#### WRITTEN EXERCISE:
Copy the data precisely, keeping every character.

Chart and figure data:
────────────────────────────────────────

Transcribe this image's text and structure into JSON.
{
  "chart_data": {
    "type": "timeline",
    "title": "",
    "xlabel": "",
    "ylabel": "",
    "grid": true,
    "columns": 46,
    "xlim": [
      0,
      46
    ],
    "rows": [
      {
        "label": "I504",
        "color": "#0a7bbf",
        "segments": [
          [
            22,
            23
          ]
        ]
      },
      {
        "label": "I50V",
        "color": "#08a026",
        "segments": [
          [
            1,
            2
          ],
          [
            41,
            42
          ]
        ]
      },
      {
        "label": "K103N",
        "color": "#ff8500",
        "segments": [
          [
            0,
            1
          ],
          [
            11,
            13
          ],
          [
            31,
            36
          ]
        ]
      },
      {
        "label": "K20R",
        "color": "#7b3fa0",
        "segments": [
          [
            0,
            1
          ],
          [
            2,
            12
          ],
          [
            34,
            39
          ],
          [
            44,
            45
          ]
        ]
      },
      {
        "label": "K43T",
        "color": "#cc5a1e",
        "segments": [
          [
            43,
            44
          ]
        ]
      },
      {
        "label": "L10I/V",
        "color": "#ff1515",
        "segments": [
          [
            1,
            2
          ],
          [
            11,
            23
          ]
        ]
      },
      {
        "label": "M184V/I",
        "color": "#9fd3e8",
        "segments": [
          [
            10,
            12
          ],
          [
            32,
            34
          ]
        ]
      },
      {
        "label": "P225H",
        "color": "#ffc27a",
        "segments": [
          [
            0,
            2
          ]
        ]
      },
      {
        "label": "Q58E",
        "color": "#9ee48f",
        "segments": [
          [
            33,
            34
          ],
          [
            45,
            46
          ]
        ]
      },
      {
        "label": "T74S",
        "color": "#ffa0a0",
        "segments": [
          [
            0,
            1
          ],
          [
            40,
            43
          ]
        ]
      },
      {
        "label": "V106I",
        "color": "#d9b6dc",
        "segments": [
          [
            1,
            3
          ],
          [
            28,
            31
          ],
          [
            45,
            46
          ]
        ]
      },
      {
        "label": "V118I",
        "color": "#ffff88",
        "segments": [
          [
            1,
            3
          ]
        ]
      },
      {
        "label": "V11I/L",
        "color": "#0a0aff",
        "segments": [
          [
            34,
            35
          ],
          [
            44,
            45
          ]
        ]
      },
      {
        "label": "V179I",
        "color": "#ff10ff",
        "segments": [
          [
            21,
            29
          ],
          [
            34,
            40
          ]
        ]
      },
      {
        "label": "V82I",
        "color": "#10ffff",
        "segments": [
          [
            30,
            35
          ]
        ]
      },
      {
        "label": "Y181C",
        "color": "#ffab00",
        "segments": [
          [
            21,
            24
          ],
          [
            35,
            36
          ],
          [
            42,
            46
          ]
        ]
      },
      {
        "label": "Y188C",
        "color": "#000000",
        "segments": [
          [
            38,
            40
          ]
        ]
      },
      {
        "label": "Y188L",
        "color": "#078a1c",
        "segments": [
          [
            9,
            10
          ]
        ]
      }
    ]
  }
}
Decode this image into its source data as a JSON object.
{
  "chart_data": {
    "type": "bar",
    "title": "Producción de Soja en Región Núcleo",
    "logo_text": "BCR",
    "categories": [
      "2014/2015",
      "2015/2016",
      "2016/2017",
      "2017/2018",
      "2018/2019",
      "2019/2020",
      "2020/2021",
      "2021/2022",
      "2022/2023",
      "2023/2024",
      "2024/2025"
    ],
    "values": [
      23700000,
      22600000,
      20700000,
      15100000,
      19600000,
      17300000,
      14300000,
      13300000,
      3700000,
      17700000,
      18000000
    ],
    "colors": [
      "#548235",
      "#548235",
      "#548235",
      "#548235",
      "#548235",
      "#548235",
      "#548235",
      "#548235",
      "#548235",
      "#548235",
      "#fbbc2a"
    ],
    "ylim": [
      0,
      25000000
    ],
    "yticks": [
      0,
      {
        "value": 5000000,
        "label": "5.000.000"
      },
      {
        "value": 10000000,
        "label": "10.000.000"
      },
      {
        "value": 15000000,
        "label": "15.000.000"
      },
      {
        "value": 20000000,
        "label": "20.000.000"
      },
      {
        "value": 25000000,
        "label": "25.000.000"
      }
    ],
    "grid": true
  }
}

────────────────────────────────────────

#### CORRECT RESPONSE:
Transcribe this image's text and structure into JSON.
{
  "chart_data": {
    "type": "timeline",
    "title": "",
    "xlabel": "",
    "ylabel": "",
    "grid": true,
    "columns": 46,
    "xlim": [
      0,
      46
    ],
    "rows": [
      {
        "label": "I504",
        "color": "#0a7bbf",
        "segments": [
          [
            22,
            23
          ]
        ]
      },
      {
        "label": "I50V",
        "color": "#08a026",
        "segments": [
          [
            1,
            2
          ],
          [
            41,
            42
          ]
        ]
      },
      {
        "label": "K103N",
        "color": "#ff8500",
        "segments": [
          [
            0,
            1
          ],
          [
            11,
            13
          ],
          [
            31,
            36
          ]
        ]
      },
      {
        "label": "K20R",
        "color": "#7b3fa0",
        "segments": [
          [
            0,
            1
          ],
          [
            2,
            12
          ],
          [
            34,
            39
          ],
          [
            44,
            45
          ]
        ]
      },
      {
        "label": "K43T",
        "color": "#cc5a1e",
        "segments": [
          [
            43,
            44
          ]
        ]
      },
      {
        "label": "L10I/V",
        "color": "#ff1515",
        "segments": [
          [
            1,
            2
          ],
          [
            11,
            23
          ]
        ]
      },
      {
        "label": "M184V/I",
        "color": "#9fd3e8",
        "segments": [
          [
            10,
            12
          ],
          [
            32,
            34
          ]
        ]
      },
      {
        "label": "P225H",
        "color": "#ffc27a",
        "segments": [
          [
            0,
            2
          ]
        ]
      },
      {
        "label": "Q58E",
        "color": "#9ee48f",
        "segments": [
          [
            33,
            34
          ],
          [
            45,
            46
          ]
        ]
      },
      {
        "label": "T74S",
        "color": "#ffa0a0",
        "segments": [
          [
            0,
            1
          ],
          [
            40,
            43
          ]
        ]
      },
      {
        "label": "V106I",
        "color": "#d9b6dc",
        "segments": [
          [
            1,
            3
          ],
          [
            28,
            31
          ],
          [
            45,
            46
          ]
        ]
      },
      {
        "label": "V118I",
        "color": "#ffff88",
        "segments": [
          [
            1,
            3
          ]
        ]
      },
      {
        "label": "V11I/L",
        "color": "#0a0aff",
        "segments": [
          [
            34,
            35
          ],
          [
            44,
            45
          ]
        ]
      },
      {
        "label": "V179I",
        "color": "#ff10ff",
        "segments": [
          [
            21,
            29
          ],
          [
            34,
            40
          ]
        ]
      },
      {
        "label": "V82I",
        "color": "#10ffff",
        "segments": [
          [
            30,
            35
          ]
        ]
      },
      {
        "label": "Y181C",
        "color": "#ffab00",
        "segments": [
          [
            21,
            24
          ],
          [
            35,
            36
          ],
          [
            42,
            46
          ]
        ]
      },
      {
        "label": "Y188C",
        "color": "#000000",
        "segments": [
          [
            38,
            40
          ]
        ]
      },
      {
        "label": "Y188L",
        "color": "#078a1c",
        "segments": [
          [
            9,
            10
          ]
        ]
      }
    ]
  }
}
Decode this image into its source data as a JSON object.
{
  "chart_data": {
    "type": "bar",
    "title": "Producción de Soja en Región Núcleo",
    "logo_text": "BCR",
    "categories": [
      "2014/2015",
      "2015/2016",
      "2016/2017",
      "2017/2018",
      "2018/2019",
      "2019/2020",
      "2020/2021",
      "2021/2022",
      "2022/2023",
      "2023/2024",
      "2024/2025"
    ],
    "values": [
      23700000,
      22600000,
      20700000,
      15100000,
      19600000,
      17300000,
      14300000,
      13300000,
      3700000,
      17700000,
      18000000
    ],
    "colors": [
      "#548235",
      "#548235",
      "#548235",
      "#548235",
      "#548235",
      "#548235",
      "#548235",
      "#548235",
      "#548235",
      "#548235",
      "#fbbc2a"
    ],
    "ylim": [
      0,
      25000000
    ],
    "yticks": [
      0,
      {
        "value": 5000000,
        "label": "5.000.000"
      },
      {
        "value": 10000000,
        "label": "10.000.000"
      },
      {
        "value": 15000000,
        "label": "15.000.000"
      },
      {
        "value": 20000000,
        "label": "20.000.000"
      },
      {
        "value": 25000000,
        "label": "25.000.000"
      }
    ],
    "grid": true
  }
}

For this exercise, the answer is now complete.